Directive — Print every line of the rows below again, unchanged.

Information provided —

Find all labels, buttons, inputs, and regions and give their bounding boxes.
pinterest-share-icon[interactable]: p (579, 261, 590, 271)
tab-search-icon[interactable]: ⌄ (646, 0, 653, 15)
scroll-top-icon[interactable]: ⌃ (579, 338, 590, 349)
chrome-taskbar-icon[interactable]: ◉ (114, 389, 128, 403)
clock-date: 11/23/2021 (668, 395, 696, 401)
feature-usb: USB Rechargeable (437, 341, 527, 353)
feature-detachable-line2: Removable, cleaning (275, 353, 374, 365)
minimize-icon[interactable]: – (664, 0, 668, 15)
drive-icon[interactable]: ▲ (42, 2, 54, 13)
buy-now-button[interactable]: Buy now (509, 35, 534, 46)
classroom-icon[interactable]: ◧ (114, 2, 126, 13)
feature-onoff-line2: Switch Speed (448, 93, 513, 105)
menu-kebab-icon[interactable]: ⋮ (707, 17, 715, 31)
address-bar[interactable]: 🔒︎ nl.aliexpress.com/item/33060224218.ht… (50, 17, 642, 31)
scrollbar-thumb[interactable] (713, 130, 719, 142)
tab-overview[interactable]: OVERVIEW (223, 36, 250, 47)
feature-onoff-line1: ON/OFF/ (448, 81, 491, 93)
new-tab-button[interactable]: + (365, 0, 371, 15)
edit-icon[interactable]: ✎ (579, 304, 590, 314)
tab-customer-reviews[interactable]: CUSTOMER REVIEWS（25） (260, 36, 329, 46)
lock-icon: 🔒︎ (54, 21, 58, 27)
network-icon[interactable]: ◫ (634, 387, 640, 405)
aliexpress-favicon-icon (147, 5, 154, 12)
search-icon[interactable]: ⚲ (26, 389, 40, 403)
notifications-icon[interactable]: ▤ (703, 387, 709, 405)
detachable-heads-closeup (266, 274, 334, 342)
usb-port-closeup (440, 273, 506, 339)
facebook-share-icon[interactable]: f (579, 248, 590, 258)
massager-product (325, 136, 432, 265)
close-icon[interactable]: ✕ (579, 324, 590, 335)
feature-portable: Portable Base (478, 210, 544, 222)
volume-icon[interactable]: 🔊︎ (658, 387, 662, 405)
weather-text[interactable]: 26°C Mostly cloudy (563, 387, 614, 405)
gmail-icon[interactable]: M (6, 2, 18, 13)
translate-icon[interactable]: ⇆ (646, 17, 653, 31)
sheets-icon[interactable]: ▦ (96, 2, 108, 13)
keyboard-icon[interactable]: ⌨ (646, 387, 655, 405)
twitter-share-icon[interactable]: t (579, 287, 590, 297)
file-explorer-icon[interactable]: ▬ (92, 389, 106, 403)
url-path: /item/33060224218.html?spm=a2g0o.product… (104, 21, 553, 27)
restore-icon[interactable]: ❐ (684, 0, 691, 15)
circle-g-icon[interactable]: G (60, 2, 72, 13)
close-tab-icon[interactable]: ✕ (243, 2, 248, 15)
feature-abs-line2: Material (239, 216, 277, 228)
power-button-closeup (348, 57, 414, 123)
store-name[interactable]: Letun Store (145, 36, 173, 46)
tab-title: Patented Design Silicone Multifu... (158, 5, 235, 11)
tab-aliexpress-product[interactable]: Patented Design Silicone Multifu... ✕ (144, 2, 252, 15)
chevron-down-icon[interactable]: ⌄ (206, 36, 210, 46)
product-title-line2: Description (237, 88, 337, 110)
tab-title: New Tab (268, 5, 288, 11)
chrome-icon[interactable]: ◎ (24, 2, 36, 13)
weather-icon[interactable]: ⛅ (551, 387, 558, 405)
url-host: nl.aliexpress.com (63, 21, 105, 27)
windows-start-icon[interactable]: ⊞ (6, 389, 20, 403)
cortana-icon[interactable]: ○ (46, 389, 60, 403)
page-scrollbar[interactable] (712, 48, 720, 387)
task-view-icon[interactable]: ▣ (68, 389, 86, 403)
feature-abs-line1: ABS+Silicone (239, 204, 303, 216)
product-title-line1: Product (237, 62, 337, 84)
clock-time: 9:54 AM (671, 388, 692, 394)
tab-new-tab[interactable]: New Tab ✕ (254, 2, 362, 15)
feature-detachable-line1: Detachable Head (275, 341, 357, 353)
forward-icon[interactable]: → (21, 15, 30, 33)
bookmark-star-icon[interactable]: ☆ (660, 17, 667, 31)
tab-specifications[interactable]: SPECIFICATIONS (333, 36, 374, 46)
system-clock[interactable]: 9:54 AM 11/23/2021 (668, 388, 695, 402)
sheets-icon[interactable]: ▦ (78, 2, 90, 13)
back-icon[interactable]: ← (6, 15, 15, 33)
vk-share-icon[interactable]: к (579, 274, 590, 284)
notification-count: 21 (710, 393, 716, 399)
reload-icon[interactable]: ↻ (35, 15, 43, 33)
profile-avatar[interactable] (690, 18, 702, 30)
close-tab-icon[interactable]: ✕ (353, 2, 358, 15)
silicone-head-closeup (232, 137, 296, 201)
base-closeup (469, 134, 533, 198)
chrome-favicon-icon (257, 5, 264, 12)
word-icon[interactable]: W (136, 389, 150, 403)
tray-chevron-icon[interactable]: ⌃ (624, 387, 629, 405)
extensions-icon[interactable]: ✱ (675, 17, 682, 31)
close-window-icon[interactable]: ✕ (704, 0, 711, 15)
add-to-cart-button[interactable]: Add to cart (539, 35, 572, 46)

The reply —
Find all labels, buttons, inputs, and regions and give their bounding boxes.
pinterest-share-icon[interactable]: p (579, 261, 590, 271)
tab-search-icon[interactable]: ⌄ (646, 0, 653, 15)
scroll-top-icon[interactable]: ⌃ (579, 338, 590, 349)
chrome-taskbar-icon[interactable]: ◉ (114, 389, 128, 403)
clock-date: 11/23/2021 (668, 395, 696, 401)
feature-usb: USB Rechargeable (437, 341, 527, 353)
feature-detachable-line2: Removable, cleaning (275, 353, 374, 365)
minimize-icon[interactable]: – (664, 0, 668, 15)
drive-icon[interactable]: ▲ (42, 2, 54, 13)
buy-now-button[interactable]: Buy now (509, 35, 534, 46)
classroom-icon[interactable]: ◧ (114, 2, 126, 13)
feature-onoff-line2: Switch Speed (448, 93, 513, 105)
menu-kebab-icon[interactable]: ⋮ (707, 17, 715, 31)
address-bar[interactable]: 🔒︎ nl.aliexpress.com/item/33060224218.ht… (50, 17, 642, 31)
scrollbar-thumb[interactable] (713, 130, 719, 142)
tab-overview[interactable]: OVERVIEW (223, 36, 250, 47)
feature-onoff-line1: ON/OFF/ (448, 81, 491, 93)
new-tab-button[interactable]: + (365, 0, 371, 15)
edit-icon[interactable]: ✎ (579, 304, 590, 314)
tab-customer-reviews[interactable]: CUSTOMER REVIEWS（25） (260, 36, 329, 46)
lock-icon: 🔒︎ (54, 21, 58, 27)
network-icon[interactable]: ◫ (634, 387, 640, 405)
aliexpress-favicon-icon (147, 5, 154, 12)
search-icon[interactable]: ⚲ (26, 389, 40, 403)
notifications-icon[interactable]: ▤ (703, 387, 709, 405)
detachable-heads-closeup (266, 274, 334, 342)
usb-port-closeup (440, 273, 506, 339)
facebook-share-icon[interactable]: f (579, 248, 590, 258)
massager-product (325, 136, 432, 265)
close-icon[interactable]: ✕ (579, 324, 590, 335)
feature-portable: Portable Base (478, 210, 544, 222)
volume-icon[interactable]: 🔊︎ (658, 387, 662, 405)
weather-text[interactable]: 26°C Mostly cloudy (563, 387, 614, 405)
gmail-icon[interactable]: M (6, 2, 18, 13)
translate-icon[interactable]: ⇆ (646, 17, 653, 31)
sheets-icon[interactable]: ▦ (96, 2, 108, 13)
keyboard-icon[interactable]: ⌨ (646, 387, 655, 405)
twitter-share-icon[interactable]: t (579, 287, 590, 297)
file-explorer-icon[interactable]: ▬ (92, 389, 106, 403)
url-path: /item/33060224218.html?spm=a2g0o.product… (104, 21, 553, 27)
restore-icon[interactable]: ❐ (684, 0, 691, 15)
circle-g-icon[interactable]: G (60, 2, 72, 13)
close-tab-icon[interactable]: ✕ (243, 2, 248, 15)
feature-abs-line2: Material (239, 216, 277, 228)
power-button-closeup (348, 57, 414, 123)
store-name[interactable]: Letun Store (145, 36, 173, 46)
tab-title: Patented Design Silicone Multifu... (158, 5, 235, 11)
tab-aliexpress-product[interactable]: Patented Design Silicone Multifu... ✕ (144, 2, 252, 15)
chevron-down-icon[interactable]: ⌄ (206, 36, 210, 46)
product-title-line2: Description (237, 88, 337, 110)
tab-title: New Tab (268, 5, 288, 11)
chrome-icon[interactable]: ◎ (24, 2, 36, 13)
weather-icon[interactable]: ⛅ (551, 387, 558, 405)
url-host: nl.aliexpress.com (63, 21, 105, 27)
windows-start-icon[interactable]: ⊞ (6, 389, 20, 403)
cortana-icon[interactable]: ○ (46, 389, 60, 403)
page-scrollbar[interactable] (712, 48, 720, 387)
task-view-icon[interactable]: ▣ (68, 389, 86, 403)
feature-abs-line1: ABS+Silicone (239, 204, 303, 216)
product-title-line1: Product (237, 62, 337, 84)
clock-time: 9:54 AM (671, 388, 692, 394)
tab-new-tab[interactable]: New Tab ✕ (254, 2, 362, 15)
feature-detachable-line1: Detachable Head (275, 341, 357, 353)
forward-icon[interactable]: → (21, 15, 30, 33)
bookmark-star-icon[interactable]: ☆ (660, 17, 667, 31)
tab-specifications[interactable]: SPECIFICATIONS (333, 36, 374, 46)
system-clock[interactable]: 9:54 AM 11/23/2021 (668, 388, 695, 402)
sheets-icon[interactable]: ▦ (78, 2, 90, 13)
back-icon[interactable]: ← (6, 15, 15, 33)
vk-share-icon[interactable]: к (579, 274, 590, 284)
notification-count: 21 (710, 393, 716, 399)
reload-icon[interactable]: ↻ (35, 15, 43, 33)
profile-avatar[interactable] (690, 18, 702, 30)
close-tab-icon[interactable]: ✕ (353, 2, 358, 15)
silicone-head-closeup (232, 137, 296, 201)
base-closeup (469, 134, 533, 198)
chrome-favicon-icon (257, 5, 264, 12)
word-icon[interactable]: W (136, 389, 150, 403)
tray-chevron-icon[interactable]: ⌃ (624, 387, 629, 405)
extensions-icon[interactable]: ✱ (675, 17, 682, 31)
close-window-icon[interactable]: ✕ (704, 0, 711, 15)
add-to-cart-button[interactable]: Add to cart (539, 35, 572, 46)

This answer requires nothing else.